Required work:
**A.** Answer these from the black knobbed map turtle article:
(i) What other common name does the turtle have?
(ii) What is its scientific name?
(iii) How long is its egg incubation period?
**B.** Pick up the black knobbed map turtle article after its final sentence and write what comes next.

[[ Selected excerpt, beginning ]]

The black knobbed map turtle is a small to medium-sized Alabaman turtle which belongs to the genus Graptemys. Like other map turtles, the black knobbed map turtle has protruding spikes on its back which give it its other common name – black knobbed sawback turtle.
The black knobbed map turtles do not require large tanks. This is a plus as it makes tank maintenance simple.
Quick Reference Section
- Experience Level: Beginner
- Family: Emydidae
- Scientific Name: Graptemys nigrinoda
- Average Adult Female Size: 4 to 8 inches
- Average Adult Male Size: 3 to 4 inches
- Lifespan: 20 to 30 years
- Clutch Size: 10 eggs
- Egg Incubation Period: 60 to 82 days
- Food: Commercial turtle diet
- Tank Size: 25 to 75 gallons
- Average Temperature: 85°H/70°L
- UVB Lighting: Needed
- Average Price Range: $100 to $200
- Conservation Status: Nar Threatened on IUCN Red List
Facts and Information
The black knobbed map turtle is a North American turtle that can be found in the southeast. They belong to the genus Graptemys and the family Emydidae.

[[ Selected excerpt, end ]]
[[ Data provided, beginning ]]

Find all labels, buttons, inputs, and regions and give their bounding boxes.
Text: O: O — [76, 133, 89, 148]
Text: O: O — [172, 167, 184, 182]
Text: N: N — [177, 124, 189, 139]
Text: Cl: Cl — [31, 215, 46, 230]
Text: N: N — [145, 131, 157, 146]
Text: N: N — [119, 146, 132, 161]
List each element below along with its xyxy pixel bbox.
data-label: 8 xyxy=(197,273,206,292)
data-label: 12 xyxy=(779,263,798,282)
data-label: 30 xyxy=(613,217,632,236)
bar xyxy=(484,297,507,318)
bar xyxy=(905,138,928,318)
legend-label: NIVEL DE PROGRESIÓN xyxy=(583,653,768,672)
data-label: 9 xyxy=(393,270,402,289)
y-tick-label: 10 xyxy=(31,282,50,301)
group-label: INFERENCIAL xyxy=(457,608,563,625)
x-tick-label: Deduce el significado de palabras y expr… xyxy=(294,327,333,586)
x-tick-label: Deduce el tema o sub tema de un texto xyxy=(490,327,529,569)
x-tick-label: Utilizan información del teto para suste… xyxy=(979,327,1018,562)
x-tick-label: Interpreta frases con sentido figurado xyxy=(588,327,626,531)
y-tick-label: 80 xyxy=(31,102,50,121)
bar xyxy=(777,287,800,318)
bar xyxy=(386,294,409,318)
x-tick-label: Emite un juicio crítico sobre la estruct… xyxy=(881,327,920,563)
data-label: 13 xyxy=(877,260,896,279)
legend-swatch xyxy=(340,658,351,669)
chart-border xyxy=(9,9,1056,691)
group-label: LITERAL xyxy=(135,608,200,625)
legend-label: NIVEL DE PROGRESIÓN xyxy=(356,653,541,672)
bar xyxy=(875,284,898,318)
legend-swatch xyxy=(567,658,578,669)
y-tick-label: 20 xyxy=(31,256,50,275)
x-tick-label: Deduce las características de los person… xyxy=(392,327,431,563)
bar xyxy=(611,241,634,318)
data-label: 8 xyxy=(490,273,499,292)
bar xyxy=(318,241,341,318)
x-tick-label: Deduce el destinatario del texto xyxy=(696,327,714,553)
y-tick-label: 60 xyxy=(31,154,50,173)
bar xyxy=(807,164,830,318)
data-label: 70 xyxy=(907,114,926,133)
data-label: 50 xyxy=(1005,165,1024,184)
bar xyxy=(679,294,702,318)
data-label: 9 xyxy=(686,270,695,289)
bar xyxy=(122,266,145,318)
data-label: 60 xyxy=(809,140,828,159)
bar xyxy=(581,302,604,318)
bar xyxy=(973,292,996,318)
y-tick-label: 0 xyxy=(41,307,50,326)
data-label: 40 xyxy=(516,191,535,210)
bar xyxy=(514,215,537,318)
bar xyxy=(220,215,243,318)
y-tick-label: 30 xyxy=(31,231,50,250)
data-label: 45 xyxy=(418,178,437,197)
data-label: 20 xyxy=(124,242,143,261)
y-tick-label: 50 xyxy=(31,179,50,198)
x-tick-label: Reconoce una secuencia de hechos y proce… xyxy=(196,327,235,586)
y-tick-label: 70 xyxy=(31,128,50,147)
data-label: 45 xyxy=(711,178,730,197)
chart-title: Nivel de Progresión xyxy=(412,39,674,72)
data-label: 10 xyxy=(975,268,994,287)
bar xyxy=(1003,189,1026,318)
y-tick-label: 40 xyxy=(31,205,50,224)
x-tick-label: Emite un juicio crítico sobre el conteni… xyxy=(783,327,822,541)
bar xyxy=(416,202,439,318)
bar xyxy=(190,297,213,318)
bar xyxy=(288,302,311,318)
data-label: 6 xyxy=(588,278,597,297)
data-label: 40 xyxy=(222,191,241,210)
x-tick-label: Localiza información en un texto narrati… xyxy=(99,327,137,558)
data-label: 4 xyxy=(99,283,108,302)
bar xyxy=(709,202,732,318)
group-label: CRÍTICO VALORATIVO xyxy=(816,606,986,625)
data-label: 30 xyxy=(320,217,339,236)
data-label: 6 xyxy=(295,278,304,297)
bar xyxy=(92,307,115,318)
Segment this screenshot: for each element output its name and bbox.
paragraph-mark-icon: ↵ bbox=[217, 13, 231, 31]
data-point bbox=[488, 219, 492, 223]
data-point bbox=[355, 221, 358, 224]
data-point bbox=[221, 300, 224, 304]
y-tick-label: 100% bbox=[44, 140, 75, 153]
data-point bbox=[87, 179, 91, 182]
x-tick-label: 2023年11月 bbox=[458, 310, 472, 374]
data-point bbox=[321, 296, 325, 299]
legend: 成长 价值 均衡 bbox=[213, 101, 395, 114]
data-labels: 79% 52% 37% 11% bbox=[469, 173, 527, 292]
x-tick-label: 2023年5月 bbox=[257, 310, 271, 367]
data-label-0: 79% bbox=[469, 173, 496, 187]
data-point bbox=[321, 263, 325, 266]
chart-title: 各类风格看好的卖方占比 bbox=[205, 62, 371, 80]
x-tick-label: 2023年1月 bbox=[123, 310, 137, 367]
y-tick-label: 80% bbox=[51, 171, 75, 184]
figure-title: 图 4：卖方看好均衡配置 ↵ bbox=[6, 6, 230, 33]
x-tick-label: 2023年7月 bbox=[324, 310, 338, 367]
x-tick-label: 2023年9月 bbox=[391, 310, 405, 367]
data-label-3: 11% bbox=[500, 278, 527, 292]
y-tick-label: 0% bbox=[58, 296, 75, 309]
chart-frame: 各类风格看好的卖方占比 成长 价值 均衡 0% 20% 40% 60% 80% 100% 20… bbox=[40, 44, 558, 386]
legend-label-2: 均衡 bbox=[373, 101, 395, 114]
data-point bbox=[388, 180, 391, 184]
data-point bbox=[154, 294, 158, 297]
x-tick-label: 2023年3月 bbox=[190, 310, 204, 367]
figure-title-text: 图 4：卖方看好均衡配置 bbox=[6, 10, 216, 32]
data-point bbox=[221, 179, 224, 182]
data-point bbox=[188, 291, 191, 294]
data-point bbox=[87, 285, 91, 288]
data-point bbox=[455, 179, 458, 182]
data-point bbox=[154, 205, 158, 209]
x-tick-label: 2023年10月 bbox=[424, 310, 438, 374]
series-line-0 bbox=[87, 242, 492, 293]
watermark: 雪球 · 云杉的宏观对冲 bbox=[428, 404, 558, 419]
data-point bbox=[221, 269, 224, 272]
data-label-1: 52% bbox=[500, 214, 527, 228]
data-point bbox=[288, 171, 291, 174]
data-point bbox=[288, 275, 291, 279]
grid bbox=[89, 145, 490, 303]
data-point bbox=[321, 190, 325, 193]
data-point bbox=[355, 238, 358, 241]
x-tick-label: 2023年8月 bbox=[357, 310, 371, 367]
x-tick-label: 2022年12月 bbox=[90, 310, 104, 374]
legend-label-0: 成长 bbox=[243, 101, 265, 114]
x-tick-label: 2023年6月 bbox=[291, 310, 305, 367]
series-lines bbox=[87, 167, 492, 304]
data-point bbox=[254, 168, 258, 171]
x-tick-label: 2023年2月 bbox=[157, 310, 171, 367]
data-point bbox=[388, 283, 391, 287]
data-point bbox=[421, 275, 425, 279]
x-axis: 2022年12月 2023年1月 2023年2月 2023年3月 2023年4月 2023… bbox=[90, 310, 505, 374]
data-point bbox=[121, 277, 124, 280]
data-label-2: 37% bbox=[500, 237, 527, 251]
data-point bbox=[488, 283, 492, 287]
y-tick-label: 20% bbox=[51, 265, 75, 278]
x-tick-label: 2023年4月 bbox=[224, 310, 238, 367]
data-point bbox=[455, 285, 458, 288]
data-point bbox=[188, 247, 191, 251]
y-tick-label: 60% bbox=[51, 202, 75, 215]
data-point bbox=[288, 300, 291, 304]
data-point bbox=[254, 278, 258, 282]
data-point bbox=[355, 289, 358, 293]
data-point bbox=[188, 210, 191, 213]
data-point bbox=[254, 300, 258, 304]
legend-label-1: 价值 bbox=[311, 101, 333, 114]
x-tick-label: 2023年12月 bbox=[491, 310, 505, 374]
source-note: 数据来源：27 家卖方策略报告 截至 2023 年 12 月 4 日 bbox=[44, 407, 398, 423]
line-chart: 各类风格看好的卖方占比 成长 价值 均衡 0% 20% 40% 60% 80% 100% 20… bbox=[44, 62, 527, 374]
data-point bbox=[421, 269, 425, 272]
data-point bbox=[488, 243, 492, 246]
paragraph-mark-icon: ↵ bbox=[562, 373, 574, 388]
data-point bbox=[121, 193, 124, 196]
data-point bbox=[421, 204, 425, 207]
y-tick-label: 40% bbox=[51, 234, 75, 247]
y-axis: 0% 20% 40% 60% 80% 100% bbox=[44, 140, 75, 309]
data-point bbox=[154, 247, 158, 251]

[[ Data provided, end ]]

Activity answers:
**A.**
(i) Black knobbed sawback turtle
(ii) Graptemys nigrinoda
(iii) 60 to 82 days

**B.**
The black knobbed map turtle can be distinguished from other map turtles by the black knobs at the end of the spokes on their keels. There are two subspecies of the species Graptemys nigrinoda.
These include the northern black knobbed map turtle (G. n. nigrinoda) and the southern black knobbed map turtle (G. n. delticola). While the southern black knobbed map turtles have markings on their plastrons, northern black knobbed map turtles lack such markers.
Male generally attain carapace lengths of 3 to 4 inches, while females attain carapace lengths of 4 to 8 inches.
These turtles are endemic to the mobile bay drainage in Alabama, and the Tombigbee River system and in the Black Warrior River in Mississippi. Unlike other North American turtles, the species Graptemys nigrinoda can only survive in freshwater.
If you are unsure about what type of map turtle you have we have care sheets on the Ouachita Map Turtle, Northern Map Turtle, Texas Map Turtle, False Map Turtle, Barbour’s Map Turtle, and the Mississippi Map Turtle.
Black Knobbed Map Turtle Care Sheet
Black Knobbed Map Turtle Habitat
As already mentioned, the black knobbed map turtle is strictly a freshwater turtle. It inhabits sand and clay bottomed streams in the Tombigbee and Black Warrior river systems.
As small turtles, black knobbed map turtle does not require too much space. An adult male needs about a 25 to 30-gallon tank; while the larger adult females need a 75-gallon aquarium.
A larger aquarium is always preferable as map turtles are lively swimmers. Also, two or more map turtle can be housed in an aquarium.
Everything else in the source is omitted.